* [Your instructions]: Reproduce the records. Keep every word exact and include no images.

* [Task material]:
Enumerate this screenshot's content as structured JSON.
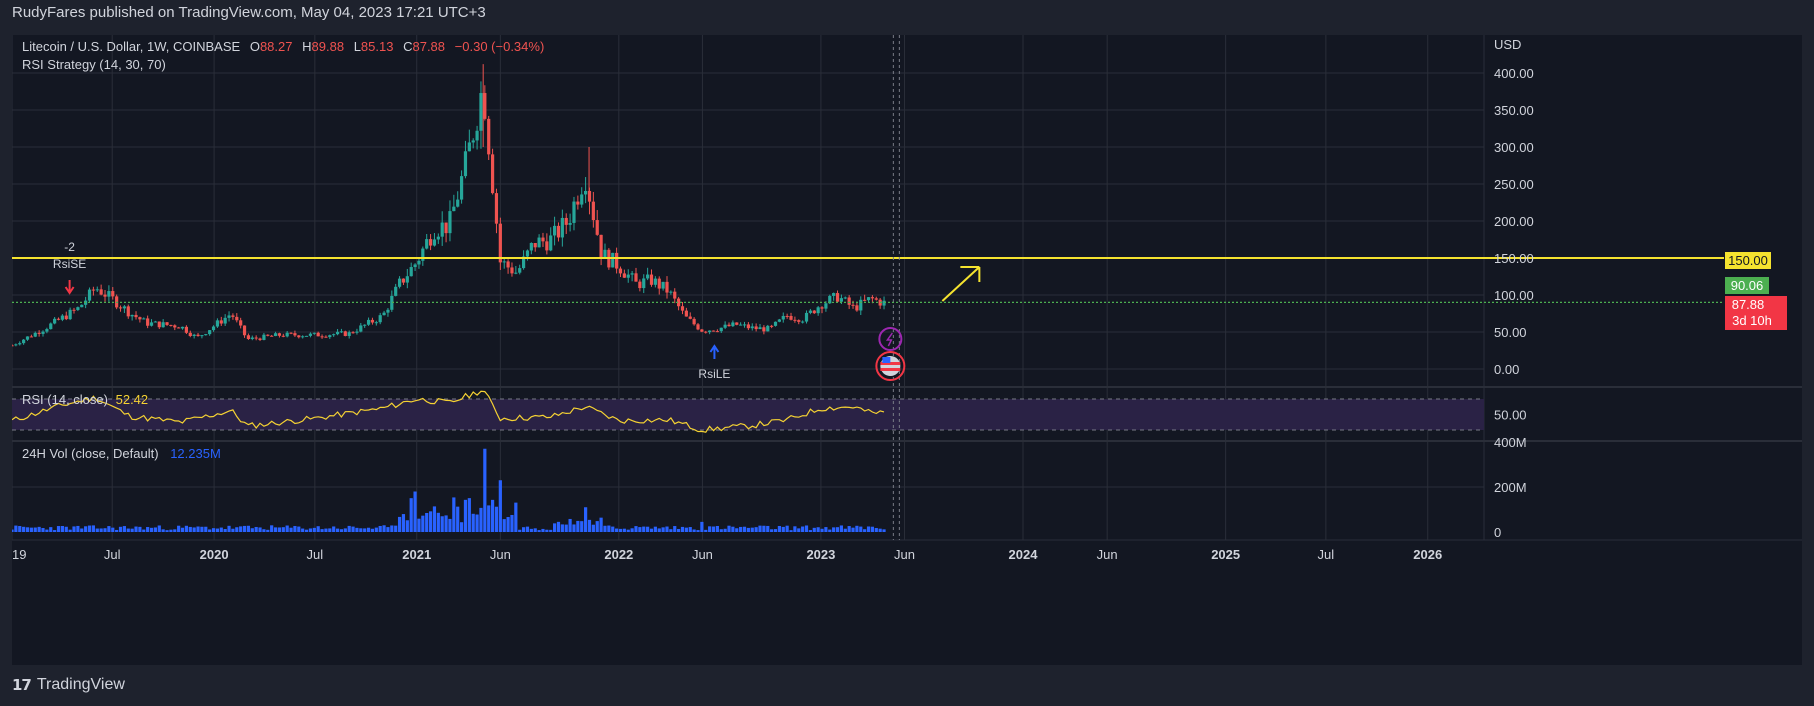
{
  "header": {
    "published": "RudyFares published on TradingView.com, May 04, 2023 17:21 UTC+3"
  },
  "legend": {
    "symbol": "Litecoin / U.S. Dollar, 1W, COINBASE",
    "o_label": "O",
    "o_value": "88.27",
    "h_label": "H",
    "h_value": "89.88",
    "l_label": "L",
    "l_value": "85.13",
    "c_label": "C",
    "c_value": "87.88",
    "change": "−0.30 (−0.34%)",
    "strategy": "RSI Strategy (14, 30, 70)"
  },
  "rsi": {
    "label": "RSI (14, close)",
    "value": "52.42"
  },
  "volume": {
    "label": "24H Vol (close, Default)",
    "value": "12.235M"
  },
  "footer": {
    "logo": "TradingView"
  },
  "colors": {
    "background": "#131722",
    "grid": "#2a2e39",
    "up": "#26a69a",
    "down": "#ef5350",
    "line150": "#f5e32f",
    "line90": "#4caf50",
    "rsi_line": "#f5d233",
    "rsi_band": "#2a2245",
    "volume": "#2962ff",
    "arrow": "#f5e32f"
  },
  "chart_data": [
    {
      "type": "candlestick",
      "title": "Litecoin / U.S. Dollar, 1W, COINBASE",
      "currency": "USD",
      "ylim": [
        0,
        420
      ],
      "y_ticks": [
        "400.00",
        "350.00",
        "300.00",
        "250.00",
        "200.00",
        "150.00",
        "100.00",
        "50.00",
        "0.00"
      ],
      "x_ticks": [
        "19",
        "Jul",
        "2020",
        "Jul",
        "2021",
        "Jun",
        "2022",
        "Jun",
        "2023",
        "Jun",
        "2024",
        "Jun",
        "2025",
        "Jul",
        "2026"
      ],
      "x_range": [
        "2019-01",
        "2026-04"
      ],
      "horizontal_lines": [
        {
          "value": 150.0,
          "label": "150.00",
          "style": "yellow"
        },
        {
          "value": 90.06,
          "label": "90.06",
          "style": "green-dotted"
        }
      ],
      "price_tag": {
        "value": 87.88,
        "label": "87.88",
        "countdown": "3d 10h"
      },
      "signals": [
        {
          "name": "RsiSE",
          "qty": "-2",
          "date": "2019-06",
          "direction": "short"
        },
        {
          "name": "RsiLE",
          "date": "2022-06",
          "direction": "long"
        }
      ],
      "weekly_close_path": [
        {
          "d": "2019-01",
          "v": 32
        },
        {
          "d": "2019-03",
          "v": 55
        },
        {
          "d": "2019-05",
          "v": 82
        },
        {
          "d": "2019-06",
          "v": 110
        },
        {
          "d": "2019-07",
          "v": 95
        },
        {
          "d": "2019-08",
          "v": 76
        },
        {
          "d": "2019-09",
          "v": 62
        },
        {
          "d": "2019-11",
          "v": 58
        },
        {
          "d": "2019-12",
          "v": 42
        },
        {
          "d": "2020-02",
          "v": 75
        },
        {
          "d": "2020-03",
          "v": 40
        },
        {
          "d": "2020-05",
          "v": 46
        },
        {
          "d": "2020-07",
          "v": 46
        },
        {
          "d": "2020-09",
          "v": 48
        },
        {
          "d": "2020-11",
          "v": 72
        },
        {
          "d": "2020-12",
          "v": 115
        },
        {
          "d": "2021-01",
          "v": 145
        },
        {
          "d": "2021-02",
          "v": 190
        },
        {
          "d": "2021-03",
          "v": 195
        },
        {
          "d": "2021-04",
          "v": 280
        },
        {
          "d": "2021-05",
          "v": 385
        },
        {
          "d": "2021-06",
          "v": 145
        },
        {
          "d": "2021-07",
          "v": 130
        },
        {
          "d": "2021-08",
          "v": 170
        },
        {
          "d": "2021-09",
          "v": 175
        },
        {
          "d": "2021-10",
          "v": 200
        },
        {
          "d": "2021-11",
          "v": 265
        },
        {
          "d": "2021-12",
          "v": 155
        },
        {
          "d": "2022-01",
          "v": 140
        },
        {
          "d": "2022-02",
          "v": 115
        },
        {
          "d": "2022-03",
          "v": 120
        },
        {
          "d": "2022-04",
          "v": 105
        },
        {
          "d": "2022-05",
          "v": 70
        },
        {
          "d": "2022-06",
          "v": 52
        },
        {
          "d": "2022-07",
          "v": 55
        },
        {
          "d": "2022-08",
          "v": 60
        },
        {
          "d": "2022-09",
          "v": 55
        },
        {
          "d": "2022-10",
          "v": 54
        },
        {
          "d": "2022-11",
          "v": 72
        },
        {
          "d": "2022-12",
          "v": 68
        },
        {
          "d": "2023-01",
          "v": 88
        },
        {
          "d": "2023-02",
          "v": 98
        },
        {
          "d": "2023-03",
          "v": 82
        },
        {
          "d": "2023-04",
          "v": 95
        },
        {
          "d": "2023-05",
          "v": 87.88
        }
      ]
    },
    {
      "type": "line",
      "title": "RSI (14, close)",
      "ylim": [
        20,
        85
      ],
      "y_ticks": [
        "50.00"
      ],
      "bands": [
        30,
        70
      ],
      "last_value": 52.42,
      "path": [
        {
          "d": "2019-01",
          "v": 42
        },
        {
          "d": "2019-04",
          "v": 62
        },
        {
          "d": "2019-06",
          "v": 72
        },
        {
          "d": "2019-08",
          "v": 48
        },
        {
          "d": "2019-11",
          "v": 40
        },
        {
          "d": "2020-02",
          "v": 55
        },
        {
          "d": "2020-03",
          "v": 35
        },
        {
          "d": "2020-07",
          "v": 45
        },
        {
          "d": "2020-11",
          "v": 58
        },
        {
          "d": "2021-01",
          "v": 70
        },
        {
          "d": "2021-03",
          "v": 65
        },
        {
          "d": "2021-05",
          "v": 82
        },
        {
          "d": "2021-06",
          "v": 45
        },
        {
          "d": "2021-09",
          "v": 47
        },
        {
          "d": "2021-11",
          "v": 60
        },
        {
          "d": "2022-01",
          "v": 42
        },
        {
          "d": "2022-04",
          "v": 43
        },
        {
          "d": "2022-06",
          "v": 30
        },
        {
          "d": "2022-09",
          "v": 36
        },
        {
          "d": "2022-11",
          "v": 43
        },
        {
          "d": "2023-01",
          "v": 58
        },
        {
          "d": "2023-03",
          "v": 60
        },
        {
          "d": "2023-04",
          "v": 52
        },
        {
          "d": "2023-05",
          "v": 52.42
        }
      ]
    },
    {
      "type": "bar",
      "title": "24H Vol (close, Default)",
      "ylim": [
        0,
        420
      ],
      "y_unit": "M",
      "y_ticks": [
        "400M",
        "200M",
        "0"
      ],
      "last_value": "12.235M",
      "notable_bars": [
        {
          "d": "2021-01",
          "v": 180
        },
        {
          "d": "2021-05",
          "v": 370
        },
        {
          "d": "2021-06",
          "v": 230
        },
        {
          "d": "2021-11",
          "v": 110
        },
        {
          "d": "2022-06",
          "v": 45
        }
      ]
    }
  ]
}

* [Task answer]:
Enumerate this screenshot's content as structured JSON.
{
  "header": {
    "published": "RudyFares published on TradingView.com, May 04, 2023 17:21 UTC+3"
  },
  "legend": {
    "symbol": "Litecoin / U.S. Dollar, 1W, COINBASE",
    "o_label": "O",
    "o_value": "88.27",
    "h_label": "H",
    "h_value": "89.88",
    "l_label": "L",
    "l_value": "85.13",
    "c_label": "C",
    "c_value": "87.88",
    "change": "−0.30 (−0.34%)",
    "strategy": "RSI Strategy (14, 30, 70)"
  },
  "rsi": {
    "label": "RSI (14, close)",
    "value": "52.42"
  },
  "volume": {
    "label": "24H Vol (close, Default)",
    "value": "12.235M"
  },
  "footer": {
    "logo": "TradingView"
  },
  "colors": {
    "background": "#131722",
    "grid": "#2a2e39",
    "up": "#26a69a",
    "down": "#ef5350",
    "line150": "#f5e32f",
    "line90": "#4caf50",
    "rsi_line": "#f5d233",
    "rsi_band": "#2a2245",
    "volume": "#2962ff",
    "arrow": "#f5e32f"
  },
  "chart_data": [
    {
      "type": "candlestick",
      "title": "Litecoin / U.S. Dollar, 1W, COINBASE",
      "currency": "USD",
      "ylim": [
        0,
        420
      ],
      "y_ticks": [
        "400.00",
        "350.00",
        "300.00",
        "250.00",
        "200.00",
        "150.00",
        "100.00",
        "50.00",
        "0.00"
      ],
      "x_ticks": [
        "19",
        "Jul",
        "2020",
        "Jul",
        "2021",
        "Jun",
        "2022",
        "Jun",
        "2023",
        "Jun",
        "2024",
        "Jun",
        "2025",
        "Jul",
        "2026"
      ],
      "x_range": [
        "2019-01",
        "2026-04"
      ],
      "horizontal_lines": [
        {
          "value": 150.0,
          "label": "150.00",
          "style": "yellow"
        },
        {
          "value": 90.06,
          "label": "90.06",
          "style": "green-dotted"
        }
      ],
      "price_tag": {
        "value": 87.88,
        "label": "87.88",
        "countdown": "3d 10h"
      },
      "signals": [
        {
          "name": "RsiSE",
          "qty": "-2",
          "date": "2019-06",
          "direction": "short"
        },
        {
          "name": "RsiLE",
          "date": "2022-06",
          "direction": "long"
        }
      ],
      "weekly_close_path": [
        {
          "d": "2019-01",
          "v": 32
        },
        {
          "d": "2019-03",
          "v": 55
        },
        {
          "d": "2019-05",
          "v": 82
        },
        {
          "d": "2019-06",
          "v": 110
        },
        {
          "d": "2019-07",
          "v": 95
        },
        {
          "d": "2019-08",
          "v": 76
        },
        {
          "d": "2019-09",
          "v": 62
        },
        {
          "d": "2019-11",
          "v": 58
        },
        {
          "d": "2019-12",
          "v": 42
        },
        {
          "d": "2020-02",
          "v": 75
        },
        {
          "d": "2020-03",
          "v": 40
        },
        {
          "d": "2020-05",
          "v": 46
        },
        {
          "d": "2020-07",
          "v": 46
        },
        {
          "d": "2020-09",
          "v": 48
        },
        {
          "d": "2020-11",
          "v": 72
        },
        {
          "d": "2020-12",
          "v": 115
        },
        {
          "d": "2021-01",
          "v": 145
        },
        {
          "d": "2021-02",
          "v": 190
        },
        {
          "d": "2021-03",
          "v": 195
        },
        {
          "d": "2021-04",
          "v": 280
        },
        {
          "d": "2021-05",
          "v": 385
        },
        {
          "d": "2021-06",
          "v": 145
        },
        {
          "d": "2021-07",
          "v": 130
        },
        {
          "d": "2021-08",
          "v": 170
        },
        {
          "d": "2021-09",
          "v": 175
        },
        {
          "d": "2021-10",
          "v": 200
        },
        {
          "d": "2021-11",
          "v": 265
        },
        {
          "d": "2021-12",
          "v": 155
        },
        {
          "d": "2022-01",
          "v": 140
        },
        {
          "d": "2022-02",
          "v": 115
        },
        {
          "d": "2022-03",
          "v": 120
        },
        {
          "d": "2022-04",
          "v": 105
        },
        {
          "d": "2022-05",
          "v": 70
        },
        {
          "d": "2022-06",
          "v": 52
        },
        {
          "d": "2022-07",
          "v": 55
        },
        {
          "d": "2022-08",
          "v": 60
        },
        {
          "d": "2022-09",
          "v": 55
        },
        {
          "d": "2022-10",
          "v": 54
        },
        {
          "d": "2022-11",
          "v": 72
        },
        {
          "d": "2022-12",
          "v": 68
        },
        {
          "d": "2023-01",
          "v": 88
        },
        {
          "d": "2023-02",
          "v": 98
        },
        {
          "d": "2023-03",
          "v": 82
        },
        {
          "d": "2023-04",
          "v": 95
        },
        {
          "d": "2023-05",
          "v": 87.88
        }
      ]
    },
    {
      "type": "line",
      "title": "RSI (14, close)",
      "ylim": [
        20,
        85
      ],
      "y_ticks": [
        "50.00"
      ],
      "bands": [
        30,
        70
      ],
      "last_value": 52.42,
      "path": [
        {
          "d": "2019-01",
          "v": 42
        },
        {
          "d": "2019-04",
          "v": 62
        },
        {
          "d": "2019-06",
          "v": 72
        },
        {
          "d": "2019-08",
          "v": 48
        },
        {
          "d": "2019-11",
          "v": 40
        },
        {
          "d": "2020-02",
          "v": 55
        },
        {
          "d": "2020-03",
          "v": 35
        },
        {
          "d": "2020-07",
          "v": 45
        },
        {
          "d": "2020-11",
          "v": 58
        },
        {
          "d": "2021-01",
          "v": 70
        },
        {
          "d": "2021-03",
          "v": 65
        },
        {
          "d": "2021-05",
          "v": 82
        },
        {
          "d": "2021-06",
          "v": 45
        },
        {
          "d": "2021-09",
          "v": 47
        },
        {
          "d": "2021-11",
          "v": 60
        },
        {
          "d": "2022-01",
          "v": 42
        },
        {
          "d": "2022-04",
          "v": 43
        },
        {
          "d": "2022-06",
          "v": 30
        },
        {
          "d": "2022-09",
          "v": 36
        },
        {
          "d": "2022-11",
          "v": 43
        },
        {
          "d": "2023-01",
          "v": 58
        },
        {
          "d": "2023-03",
          "v": 60
        },
        {
          "d": "2023-04",
          "v": 52
        },
        {
          "d": "2023-05",
          "v": 52.42
        }
      ]
    },
    {
      "type": "bar",
      "title": "24H Vol (close, Default)",
      "ylim": [
        0,
        420
      ],
      "y_unit": "M",
      "y_ticks": [
        "400M",
        "200M",
        "0"
      ],
      "last_value": "12.235M",
      "notable_bars": [
        {
          "d": "2021-01",
          "v": 180
        },
        {
          "d": "2021-05",
          "v": 370
        },
        {
          "d": "2021-06",
          "v": 230
        },
        {
          "d": "2021-11",
          "v": 110
        },
        {
          "d": "2022-06",
          "v": 45
        }
      ]
    }
  ]
}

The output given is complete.